::: SELECTED EXCERPT
The fiscal problems run deeper still. In 1999 the city approved a $210 million expansion and upgrade for the center, eventually completed just before the economy turned sour in 2001. In rosier economic times, Minneapolis again assumed debt to fund the project. The total outstanding debt for the facility now stands at $323 million; nearly a third, or $19.5 million, of the Convention Center's expenses in 2004 consist of debt service.
In 1997, the state agreed to pitch in $87 million for the renovations, but that, too, came with a price. Then-Governor Arne Carlson agreed to the deal, but many on the council, including Minn, felt that the city was snookered in the process. "There's a feeling that the state contributed 15 percent of the cost and receives 85 percent of the taxes," Born says, "while the city shouldered 85 percent of the debt and gets 15 percent of the tax bases."
Exactly how much money the convention center makes for the state is hard to say. But there seems little doubt that the state makes money from the deal. One remedy would be for Minneapolis to restructure its tax-revenue agreement with the state, but that certainly won't happen anytime soon. The state is grappling with its own $5 billion deficit, and many conservatives at the Capitol, including Governor Tim Pawlenty, are openly hostile toward the notion of forking over cash to Minneapolis.
In other words, the city will be left to struggle with its past sins and errors of judgment. "Minneapolis was willingly screwed by a Democrat in Perpich, then by a moderate Republican in Arne Carlson," Minn concludes. "I have no reason to believe the ultra-conservative Pawlenty will do anything but continue to screw us."
For the next five years, Born figures the convention center can break even by taking from a reserve fund with nearly $20 million earmarked to cover operating losses.
::::::
::: MATERIAL
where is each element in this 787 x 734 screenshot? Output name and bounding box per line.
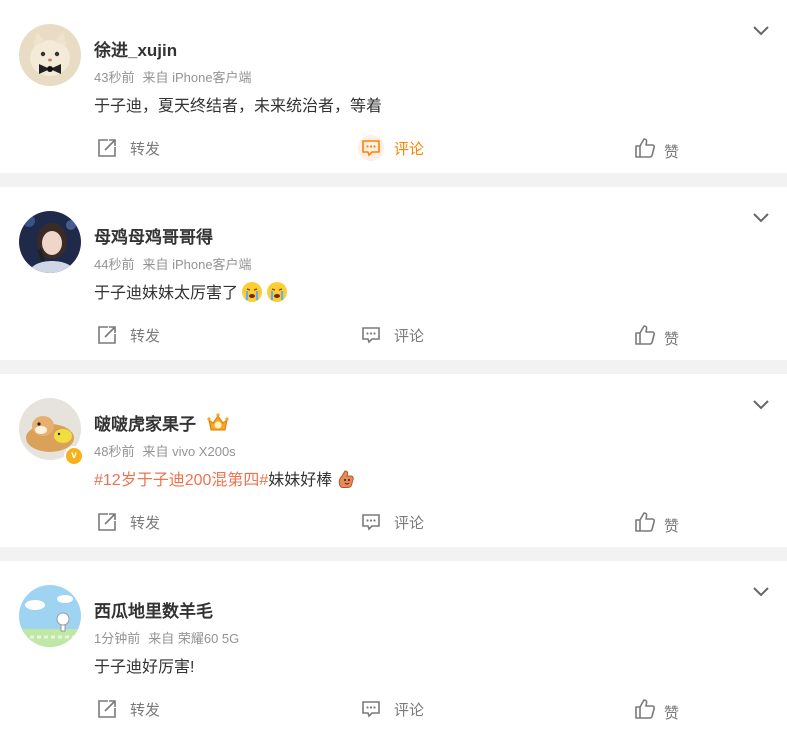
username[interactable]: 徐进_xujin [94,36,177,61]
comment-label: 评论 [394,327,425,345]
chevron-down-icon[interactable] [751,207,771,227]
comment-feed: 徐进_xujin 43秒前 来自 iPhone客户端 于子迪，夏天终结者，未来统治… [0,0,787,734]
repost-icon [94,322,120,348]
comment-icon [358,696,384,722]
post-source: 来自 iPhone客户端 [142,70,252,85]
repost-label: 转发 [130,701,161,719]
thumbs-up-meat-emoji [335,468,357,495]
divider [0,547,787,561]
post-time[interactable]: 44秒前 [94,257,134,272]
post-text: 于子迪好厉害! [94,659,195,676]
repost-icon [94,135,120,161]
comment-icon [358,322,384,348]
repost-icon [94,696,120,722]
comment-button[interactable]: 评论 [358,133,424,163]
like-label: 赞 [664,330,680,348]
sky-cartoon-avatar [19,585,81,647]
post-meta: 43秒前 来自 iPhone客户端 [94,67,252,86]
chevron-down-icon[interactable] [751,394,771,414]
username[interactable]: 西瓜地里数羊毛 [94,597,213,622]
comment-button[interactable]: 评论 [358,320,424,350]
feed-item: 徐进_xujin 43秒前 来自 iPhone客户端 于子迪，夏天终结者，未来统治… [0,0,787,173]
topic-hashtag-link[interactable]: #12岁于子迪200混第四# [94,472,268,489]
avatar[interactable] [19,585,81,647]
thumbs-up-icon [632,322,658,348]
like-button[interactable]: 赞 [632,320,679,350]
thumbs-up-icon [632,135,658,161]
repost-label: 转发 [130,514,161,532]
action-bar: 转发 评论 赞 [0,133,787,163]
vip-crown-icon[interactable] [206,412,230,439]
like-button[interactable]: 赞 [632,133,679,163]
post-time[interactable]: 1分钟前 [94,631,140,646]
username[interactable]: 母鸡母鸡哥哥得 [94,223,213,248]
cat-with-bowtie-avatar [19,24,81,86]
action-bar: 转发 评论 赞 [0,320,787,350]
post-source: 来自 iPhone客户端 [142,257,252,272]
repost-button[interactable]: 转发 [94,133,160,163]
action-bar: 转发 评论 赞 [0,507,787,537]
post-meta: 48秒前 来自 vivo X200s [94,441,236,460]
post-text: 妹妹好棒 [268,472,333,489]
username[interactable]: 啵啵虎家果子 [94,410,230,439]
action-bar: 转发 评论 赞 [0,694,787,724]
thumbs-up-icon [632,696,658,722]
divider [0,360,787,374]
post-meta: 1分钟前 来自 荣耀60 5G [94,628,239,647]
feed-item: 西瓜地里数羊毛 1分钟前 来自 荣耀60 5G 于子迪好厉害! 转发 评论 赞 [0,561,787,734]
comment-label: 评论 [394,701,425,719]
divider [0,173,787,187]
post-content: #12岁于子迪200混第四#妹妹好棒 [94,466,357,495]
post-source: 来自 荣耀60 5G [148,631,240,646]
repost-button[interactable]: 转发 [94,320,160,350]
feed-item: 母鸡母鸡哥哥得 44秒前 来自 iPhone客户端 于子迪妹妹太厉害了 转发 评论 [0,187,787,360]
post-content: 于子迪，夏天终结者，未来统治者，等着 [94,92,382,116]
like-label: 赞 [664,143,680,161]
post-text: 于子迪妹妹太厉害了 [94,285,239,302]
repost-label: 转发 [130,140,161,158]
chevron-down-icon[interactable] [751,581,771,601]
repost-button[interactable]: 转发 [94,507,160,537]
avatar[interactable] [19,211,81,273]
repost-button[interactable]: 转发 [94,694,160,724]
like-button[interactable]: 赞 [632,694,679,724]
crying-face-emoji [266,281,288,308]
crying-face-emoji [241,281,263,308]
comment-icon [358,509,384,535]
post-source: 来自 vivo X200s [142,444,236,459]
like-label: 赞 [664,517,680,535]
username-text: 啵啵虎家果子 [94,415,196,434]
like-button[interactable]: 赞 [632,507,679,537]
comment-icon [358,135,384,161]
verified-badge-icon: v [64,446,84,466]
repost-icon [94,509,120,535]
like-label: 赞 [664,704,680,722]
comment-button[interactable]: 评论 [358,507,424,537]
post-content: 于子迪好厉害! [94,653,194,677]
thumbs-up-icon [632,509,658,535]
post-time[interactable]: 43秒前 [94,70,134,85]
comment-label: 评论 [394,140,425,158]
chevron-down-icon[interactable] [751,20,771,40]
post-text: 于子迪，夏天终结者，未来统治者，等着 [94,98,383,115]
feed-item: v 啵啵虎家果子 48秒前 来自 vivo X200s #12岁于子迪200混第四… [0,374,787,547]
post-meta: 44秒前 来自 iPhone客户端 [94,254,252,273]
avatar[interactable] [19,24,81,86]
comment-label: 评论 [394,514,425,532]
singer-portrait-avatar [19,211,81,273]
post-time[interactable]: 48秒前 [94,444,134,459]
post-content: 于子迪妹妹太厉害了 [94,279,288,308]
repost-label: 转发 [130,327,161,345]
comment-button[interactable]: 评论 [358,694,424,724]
::::::
● **AIM OF THE TASK**
Copy the Minneapolis Convention Center excerpt word for word, starting at "In other words, the" and ending at "cover operating losses.". Rely only on the Minneapolis Convention Center excerpt.

● **CORRECT RESULT**
In other words, the city will be left to struggle with its past sins and errors of judgment. "Minneapolis was willingly screwed by a Democrat in Perpich, then by a moderate Republican in Arne Carlson," Minn concludes. "I have no reason to believe the ultra-conservative Pawlenty will do anything but continue to screw us."
For the next five years, Born figures the convention center can break even by taking from a reserve fund with nearly $20 million earmarked to cover operating losses.